Information shown -

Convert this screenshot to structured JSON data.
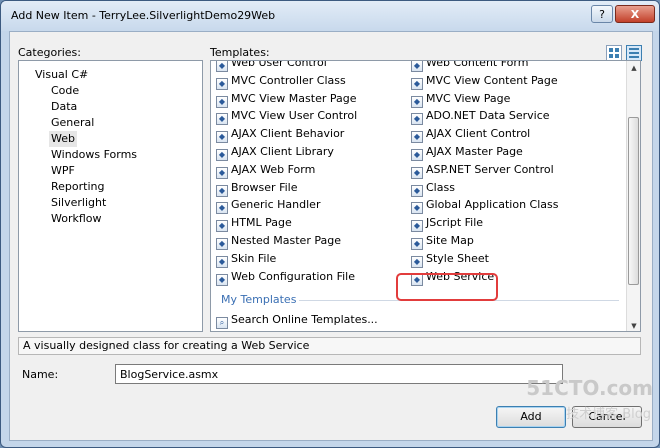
{
  "window": {
    "title": "Add New Item - TerryLee.SilverlightDemo29Web",
    "help_label": "?",
    "close_label": "X"
  },
  "categories": {
    "label": "Categories:",
    "items": [
      {
        "label": "Visual C#",
        "indent": 0,
        "selected": false
      },
      {
        "label": "Code",
        "indent": 1,
        "selected": false
      },
      {
        "label": "Data",
        "indent": 1,
        "selected": false
      },
      {
        "label": "General",
        "indent": 1,
        "selected": false
      },
      {
        "label": "Web",
        "indent": 1,
        "selected": true
      },
      {
        "label": "Windows Forms",
        "indent": 1,
        "selected": false
      },
      {
        "label": "WPF",
        "indent": 1,
        "selected": false
      },
      {
        "label": "Reporting",
        "indent": 1,
        "selected": false
      },
      {
        "label": "Silverlight",
        "indent": 1,
        "selected": false
      },
      {
        "label": "Workflow",
        "indent": 1,
        "selected": false
      }
    ]
  },
  "templates": {
    "label": "Templates:",
    "left": [
      {
        "label": "Web User Control",
        "icon": "web-user-control-icon"
      },
      {
        "label": "MVC Controller Class",
        "icon": "mvc-controller-icon"
      },
      {
        "label": "MVC View Master Page",
        "icon": "mvc-master-page-icon"
      },
      {
        "label": "MVC View User Control",
        "icon": "mvc-user-control-icon"
      },
      {
        "label": "AJAX Client Behavior",
        "icon": "ajax-behavior-icon"
      },
      {
        "label": "AJAX Client Library",
        "icon": "ajax-library-icon"
      },
      {
        "label": "AJAX Web Form",
        "icon": "ajax-web-form-icon"
      },
      {
        "label": "Browser File",
        "icon": "browser-file-icon"
      },
      {
        "label": "Generic Handler",
        "icon": "generic-handler-icon"
      },
      {
        "label": "HTML Page",
        "icon": "html-page-icon"
      },
      {
        "label": "Nested Master Page",
        "icon": "nested-master-page-icon"
      },
      {
        "label": "Skin File",
        "icon": "skin-file-icon"
      },
      {
        "label": "Web Configuration File",
        "icon": "web-config-icon"
      }
    ],
    "right": [
      {
        "label": "Web Content Form",
        "icon": "web-content-form-icon"
      },
      {
        "label": "MVC View Content Page",
        "icon": "mvc-content-page-icon"
      },
      {
        "label": "MVC View Page",
        "icon": "mvc-view-page-icon"
      },
      {
        "label": "ADO.NET Data Service",
        "icon": "data-service-icon"
      },
      {
        "label": "AJAX Client Control",
        "icon": "ajax-control-icon"
      },
      {
        "label": "AJAX Master Page",
        "icon": "ajax-master-page-icon"
      },
      {
        "label": "ASP.NET Server Control",
        "icon": "server-control-icon"
      },
      {
        "label": "Class",
        "icon": "class-icon"
      },
      {
        "label": "Global Application Class",
        "icon": "global-app-class-icon"
      },
      {
        "label": "JScript File",
        "icon": "jscript-file-icon"
      },
      {
        "label": "Site Map",
        "icon": "site-map-icon"
      },
      {
        "label": "Style Sheet",
        "icon": "style-sheet-icon"
      },
      {
        "label": "Web Service",
        "icon": "web-service-icon",
        "selected": true
      }
    ],
    "my_templates_label": "My Templates",
    "search_online_label": "Search Online Templates..."
  },
  "description": "A visually designed class for creating a Web Service",
  "name": {
    "label": "Name:",
    "value": "BlogService.asmx"
  },
  "buttons": {
    "add": "Add",
    "cancel": "Cancel"
  },
  "watermark": {
    "line1": "51CTO.com",
    "line2": "技术博客 Blog"
  },
  "colors": {
    "highlight_border": "#e23c3c",
    "my_templates_text": "#3a6fb3"
  }
}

Exercise aim - Retype the whole listing, keeping every line identical and omitting all pictures.

Reply -
Convert this screenshot to structured JSON data.
{
  "window": {
    "title": "Add New Item - TerryLee.SilverlightDemo29Web",
    "help_label": "?",
    "close_label": "X"
  },
  "categories": {
    "label": "Categories:",
    "items": [
      {
        "label": "Visual C#",
        "indent": 0,
        "selected": false
      },
      {
        "label": "Code",
        "indent": 1,
        "selected": false
      },
      {
        "label": "Data",
        "indent": 1,
        "selected": false
      },
      {
        "label": "General",
        "indent": 1,
        "selected": false
      },
      {
        "label": "Web",
        "indent": 1,
        "selected": true
      },
      {
        "label": "Windows Forms",
        "indent": 1,
        "selected": false
      },
      {
        "label": "WPF",
        "indent": 1,
        "selected": false
      },
      {
        "label": "Reporting",
        "indent": 1,
        "selected": false
      },
      {
        "label": "Silverlight",
        "indent": 1,
        "selected": false
      },
      {
        "label": "Workflow",
        "indent": 1,
        "selected": false
      }
    ]
  },
  "templates": {
    "label": "Templates:",
    "left": [
      {
        "label": "Web User Control",
        "icon": "web-user-control-icon"
      },
      {
        "label": "MVC Controller Class",
        "icon": "mvc-controller-icon"
      },
      {
        "label": "MVC View Master Page",
        "icon": "mvc-master-page-icon"
      },
      {
        "label": "MVC View User Control",
        "icon": "mvc-user-control-icon"
      },
      {
        "label": "AJAX Client Behavior",
        "icon": "ajax-behavior-icon"
      },
      {
        "label": "AJAX Client Library",
        "icon": "ajax-library-icon"
      },
      {
        "label": "AJAX Web Form",
        "icon": "ajax-web-form-icon"
      },
      {
        "label": "Browser File",
        "icon": "browser-file-icon"
      },
      {
        "label": "Generic Handler",
        "icon": "generic-handler-icon"
      },
      {
        "label": "HTML Page",
        "icon": "html-page-icon"
      },
      {
        "label": "Nested Master Page",
        "icon": "nested-master-page-icon"
      },
      {
        "label": "Skin File",
        "icon": "skin-file-icon"
      },
      {
        "label": "Web Configuration File",
        "icon": "web-config-icon"
      }
    ],
    "right": [
      {
        "label": "Web Content Form",
        "icon": "web-content-form-icon"
      },
      {
        "label": "MVC View Content Page",
        "icon": "mvc-content-page-icon"
      },
      {
        "label": "MVC View Page",
        "icon": "mvc-view-page-icon"
      },
      {
        "label": "ADO.NET Data Service",
        "icon": "data-service-icon"
      },
      {
        "label": "AJAX Client Control",
        "icon": "ajax-control-icon"
      },
      {
        "label": "AJAX Master Page",
        "icon": "ajax-master-page-icon"
      },
      {
        "label": "ASP.NET Server Control",
        "icon": "server-control-icon"
      },
      {
        "label": "Class",
        "icon": "class-icon"
      },
      {
        "label": "Global Application Class",
        "icon": "global-app-class-icon"
      },
      {
        "label": "JScript File",
        "icon": "jscript-file-icon"
      },
      {
        "label": "Site Map",
        "icon": "site-map-icon"
      },
      {
        "label": "Style Sheet",
        "icon": "style-sheet-icon"
      },
      {
        "label": "Web Service",
        "icon": "web-service-icon",
        "selected": true
      }
    ],
    "my_templates_label": "My Templates",
    "search_online_label": "Search Online Templates..."
  },
  "description": "A visually designed class for creating a Web Service",
  "name": {
    "label": "Name:",
    "value": "BlogService.asmx"
  },
  "buttons": {
    "add": "Add",
    "cancel": "Cancel"
  },
  "watermark": {
    "line1": "51CTO.com",
    "line2": "技术博客 Blog"
  },
  "colors": {
    "highlight_border": "#e23c3c",
    "my_templates_text": "#3a6fb3"
  }
}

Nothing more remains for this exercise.